▸ **EXERCISE TASK**
Present the data once more in exactly its original form.

* * * * *

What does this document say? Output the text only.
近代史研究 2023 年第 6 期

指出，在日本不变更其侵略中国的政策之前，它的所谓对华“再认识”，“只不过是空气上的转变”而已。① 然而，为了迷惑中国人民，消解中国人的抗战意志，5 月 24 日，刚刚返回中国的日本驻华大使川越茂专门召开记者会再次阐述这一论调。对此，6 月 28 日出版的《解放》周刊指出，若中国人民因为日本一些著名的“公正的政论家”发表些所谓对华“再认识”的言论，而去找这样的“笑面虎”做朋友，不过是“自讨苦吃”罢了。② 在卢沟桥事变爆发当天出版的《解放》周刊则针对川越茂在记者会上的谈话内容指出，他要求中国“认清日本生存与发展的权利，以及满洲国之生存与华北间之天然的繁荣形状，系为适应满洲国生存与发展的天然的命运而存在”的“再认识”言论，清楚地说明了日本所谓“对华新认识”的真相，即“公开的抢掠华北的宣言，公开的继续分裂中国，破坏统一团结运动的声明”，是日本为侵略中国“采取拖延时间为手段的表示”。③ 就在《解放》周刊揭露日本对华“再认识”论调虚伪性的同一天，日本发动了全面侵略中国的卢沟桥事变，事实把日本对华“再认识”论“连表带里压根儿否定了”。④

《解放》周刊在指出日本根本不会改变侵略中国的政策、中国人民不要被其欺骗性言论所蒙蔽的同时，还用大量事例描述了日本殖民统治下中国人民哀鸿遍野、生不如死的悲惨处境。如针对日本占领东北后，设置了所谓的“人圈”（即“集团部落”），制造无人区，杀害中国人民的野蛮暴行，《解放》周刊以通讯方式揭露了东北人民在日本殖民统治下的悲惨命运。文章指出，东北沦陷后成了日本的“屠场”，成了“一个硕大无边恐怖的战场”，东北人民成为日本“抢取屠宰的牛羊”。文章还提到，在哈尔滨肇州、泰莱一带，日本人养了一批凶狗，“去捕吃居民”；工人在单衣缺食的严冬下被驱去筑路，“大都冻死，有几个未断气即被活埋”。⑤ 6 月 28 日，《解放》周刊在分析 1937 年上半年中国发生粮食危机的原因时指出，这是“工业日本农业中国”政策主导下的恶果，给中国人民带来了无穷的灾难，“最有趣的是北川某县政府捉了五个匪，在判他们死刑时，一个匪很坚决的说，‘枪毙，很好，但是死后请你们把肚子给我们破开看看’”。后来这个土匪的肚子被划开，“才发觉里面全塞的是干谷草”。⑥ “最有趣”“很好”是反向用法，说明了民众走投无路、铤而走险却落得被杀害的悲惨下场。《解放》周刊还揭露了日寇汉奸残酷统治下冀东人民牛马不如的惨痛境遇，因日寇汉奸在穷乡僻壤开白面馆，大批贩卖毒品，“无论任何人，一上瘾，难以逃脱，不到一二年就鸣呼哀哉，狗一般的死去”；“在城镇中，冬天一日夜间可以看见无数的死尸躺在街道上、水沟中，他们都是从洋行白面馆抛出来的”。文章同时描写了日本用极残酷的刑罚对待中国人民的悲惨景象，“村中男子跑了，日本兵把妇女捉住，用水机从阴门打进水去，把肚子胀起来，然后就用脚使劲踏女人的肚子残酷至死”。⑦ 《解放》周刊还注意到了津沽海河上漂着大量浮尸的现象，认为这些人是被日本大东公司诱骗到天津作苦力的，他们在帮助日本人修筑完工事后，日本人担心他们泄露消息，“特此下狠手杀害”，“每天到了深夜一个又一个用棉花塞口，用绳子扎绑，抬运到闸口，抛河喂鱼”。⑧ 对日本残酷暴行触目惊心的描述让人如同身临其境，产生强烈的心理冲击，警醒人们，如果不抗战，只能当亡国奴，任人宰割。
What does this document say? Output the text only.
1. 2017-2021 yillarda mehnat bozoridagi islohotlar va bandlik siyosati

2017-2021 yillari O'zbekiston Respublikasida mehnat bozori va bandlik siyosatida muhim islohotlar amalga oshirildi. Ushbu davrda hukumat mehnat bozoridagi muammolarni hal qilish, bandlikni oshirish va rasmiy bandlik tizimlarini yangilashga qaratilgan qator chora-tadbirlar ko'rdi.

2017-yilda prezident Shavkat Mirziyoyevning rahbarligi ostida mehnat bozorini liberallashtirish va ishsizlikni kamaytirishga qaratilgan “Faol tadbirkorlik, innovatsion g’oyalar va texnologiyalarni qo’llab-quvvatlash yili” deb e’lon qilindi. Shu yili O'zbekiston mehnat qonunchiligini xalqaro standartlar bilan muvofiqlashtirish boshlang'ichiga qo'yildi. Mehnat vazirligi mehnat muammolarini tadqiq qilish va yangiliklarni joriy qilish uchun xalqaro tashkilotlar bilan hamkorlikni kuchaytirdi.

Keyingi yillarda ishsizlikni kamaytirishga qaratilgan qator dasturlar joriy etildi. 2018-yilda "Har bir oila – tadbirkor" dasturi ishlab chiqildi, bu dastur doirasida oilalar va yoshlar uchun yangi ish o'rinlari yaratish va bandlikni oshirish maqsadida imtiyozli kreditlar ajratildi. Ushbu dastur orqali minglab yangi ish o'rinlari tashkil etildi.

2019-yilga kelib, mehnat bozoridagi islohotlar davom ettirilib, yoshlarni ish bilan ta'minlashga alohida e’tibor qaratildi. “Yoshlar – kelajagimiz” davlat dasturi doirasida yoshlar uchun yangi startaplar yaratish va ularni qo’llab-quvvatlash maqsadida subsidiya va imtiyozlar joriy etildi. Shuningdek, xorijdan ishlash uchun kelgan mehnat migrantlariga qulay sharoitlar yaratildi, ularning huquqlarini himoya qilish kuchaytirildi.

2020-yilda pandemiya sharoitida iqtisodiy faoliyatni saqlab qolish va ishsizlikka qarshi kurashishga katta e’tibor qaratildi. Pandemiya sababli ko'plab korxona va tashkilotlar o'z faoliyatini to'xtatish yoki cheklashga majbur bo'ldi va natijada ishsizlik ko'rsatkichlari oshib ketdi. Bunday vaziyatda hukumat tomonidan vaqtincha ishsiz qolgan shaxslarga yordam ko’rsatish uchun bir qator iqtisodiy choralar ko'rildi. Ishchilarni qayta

* * * * *

▸ **FINISHED ANSWER**
What does this document say? Output the text only.
近代史研究 2023 年第 6 期

指出，在日本不变更其侵略中国的政策之前，它的所谓对华“再认识”，“只不过是空气上的转变”而已。① 然而，为了迷惑中国人民，消解中国人的抗战意志，5 月 24 日，刚刚返回中国的日本驻华大使川越茂专门召开记者会再次阐述这一论调。对此，6 月 28 日出版的《解放》周刊指出，若中国人民因为日本一些著名的“公正的政论家”发表些所谓对华“再认识”的言论，而去找这样的“笑面虎”做朋友，不过是“自讨苦吃”罢了。② 在卢沟桥事变爆发当天出版的《解放》周刊则针对川越茂在记者会上的谈话内容指出，他要求中国“认清日本生存与发展的权利，以及满洲国之生存与华北间之天然的繁荣形状，系为适应满洲国生存与发展的天然的命运而存在”的“再认识”言论，清楚地说明了日本所谓“对华新认识”的真相，即“公开的抢掠华北的宣言，公开的继续分裂中国，破坏统一团结运动的声明”，是日本为侵略中国“采取拖延时间为手段的表示”。③ 就在《解放》周刊揭露日本对华“再认识”论调虚伪性的同一天，日本发动了全面侵略中国的卢沟桥事变，事实把日本对华“再认识”论“连表带里压根儿否定了”。④

《解放》周刊在指出日本根本不会改变侵略中国的政策、中国人民不要被其欺骗性言论所蒙蔽的同时，还用大量事例描述了日本殖民统治下中国人民哀鸿遍野、生不如死的悲惨处境。如针对日本占领东北后，设置了所谓的“人圈”（即“集团部落”），制造无人区，杀害中国人民的野蛮暴行，《解放》周刊以通讯方式揭露了东北人民在日本殖民统治下的悲惨命运。文章指出，东北沦陷后成了日本的“屠场”，成了“一个硕大无边恐怖的战场”，东北人民成为日本“抢取屠宰的牛羊”。文章还提到，在哈尔滨肇州、泰莱一带，日本人养了一批凶狗，“去捕吃居民”；工人在单衣缺食的严冬下被驱去筑路，“大都冻死，有几个未断气即被活埋”。⑤ 6 月 28 日，《解放》周刊在分析 1937 年上半年中国发生粮食危机的原因时指出，这是“工业日本农业中国”政策主导下的恶果，给中国人民带来了无穷的灾难，“最有趣的是北川某县政府捉了五个匪，在判他们死刑时，一个匪很坚决的说，‘枪毙，很好，但是死后请你们把肚子给我们破开看看’”。后来这个土匪的肚子被划开，“才发觉里面全塞的是干谷草”。⑥ “最有趣”“很好”是反向用法，说明了民众走投无路、铤而走险却落得被杀害的悲惨下场。《解放》周刊还揭露了日寇汉奸残酷统治下冀东人民牛马不如的惨痛境遇，因日寇汉奸在穷乡僻壤开白面馆，大批贩卖毒品，“无论任何人，一上瘾，难以逃脱，不到一二年就鸣呼哀哉，狗一般的死去”；“在城镇中，冬天一日夜间可以看见无数的死尸躺在街道上、水沟中，他们都是从洋行白面馆抛出来的”。文章同时描写了日本用极残酷的刑罚对待中国人民的悲惨景象，“村中男子跑了，日本兵把妇女捉住，用水机从阴门打进水去，把肚子胀起来，然后就用脚使劲踏女人的肚子残酷至死”。⑦ 《解放》周刊还注意到了津沽海河上漂着大量浮尸的现象，认为这些人是被日本大东公司诱骗到天津作苦力的，他们在帮助日本人修筑完工事后，日本人担心他们泄露消息，“特此下狠手杀害”，“每天到了深夜一个又一个用棉花塞口，用绳子扎绑，抬运到闸口，抛河喂鱼”。⑧ 对日本残酷暴行触目惊心的描述让人如同身临其境，产生强烈的心理冲击，警醒人们，如果不抗战，只能当亡国奴，任人宰割。
What does this document say? Output the text only.
1. 2017-2021 yillarda mehnat bozoridagi islohotlar va bandlik siyosati

2017-2021 yillari O'zbekiston Respublikasida mehnat bozori va bandlik siyosatida muhim islohotlar amalga oshirildi. Ushbu davrda hukumat mehnat bozoridagi muammolarni hal qilish, bandlikni oshirish va rasmiy bandlik tizimlarini yangilashga qaratilgan qator chora-tadbirlar ko'rdi.

2017-yilda prezident Shavkat Mirziyoyevning rahbarligi ostida mehnat bozorini liberallashtirish va ishsizlikni kamaytirishga qaratilgan “Faol tadbirkorlik, innovatsion g’oyalar va texnologiyalarni qo’llab-quvvatlash yili” deb e’lon qilindi. Shu yili O'zbekiston mehnat qonunchiligini xalqaro standartlar bilan muvofiqlashtirish boshlang'ichiga qo'yildi. Mehnat vazirligi mehnat muammolarini tadqiq qilish va yangiliklarni joriy qilish uchun xalqaro tashkilotlar bilan hamkorlikni kuchaytirdi.

Keyingi yillarda ishsizlikni kamaytirishga qaratilgan qator dasturlar joriy etildi. 2018-yilda "Har bir oila – tadbirkor" dasturi ishlab chiqildi, bu dastur doirasida oilalar va yoshlar uchun yangi ish o'rinlari yaratish va bandlikni oshirish maqsadida imtiyozli kreditlar ajratildi. Ushbu dastur orqali minglab yangi ish o'rinlari tashkil etildi.

2019-yilga kelib, mehnat bozoridagi islohotlar davom ettirilib, yoshlarni ish bilan ta'minlashga alohida e’tibor qaratildi. “Yoshlar – kelajagimiz” davlat dasturi doirasida yoshlar uchun yangi startaplar yaratish va ularni qo’llab-quvvatlash maqsadida subsidiya va imtiyozlar joriy etildi. Shuningdek, xorijdan ishlash uchun kelgan mehnat migrantlariga qulay sharoitlar yaratildi, ularning huquqlarini himoya qilish kuchaytirildi.

2020-yilda pandemiya sharoitida iqtisodiy faoliyatni saqlab qolish va ishsizlikka qarshi kurashishga katta e’tibor qaratildi. Pandemiya sababli ko'plab korxona va tashkilotlar o'z faoliyatini to'xtatish yoki cheklashga majbur bo'ldi va natijada ishsizlik ko'rsatkichlari oshib ketdi. Bunday vaziyatda hukumat tomonidan vaqtincha ishsiz qolgan shaxslarga yordam ko’rsatish uchun bir qator iqtisodiy choralar ko'rildi. Ishchilarni qayta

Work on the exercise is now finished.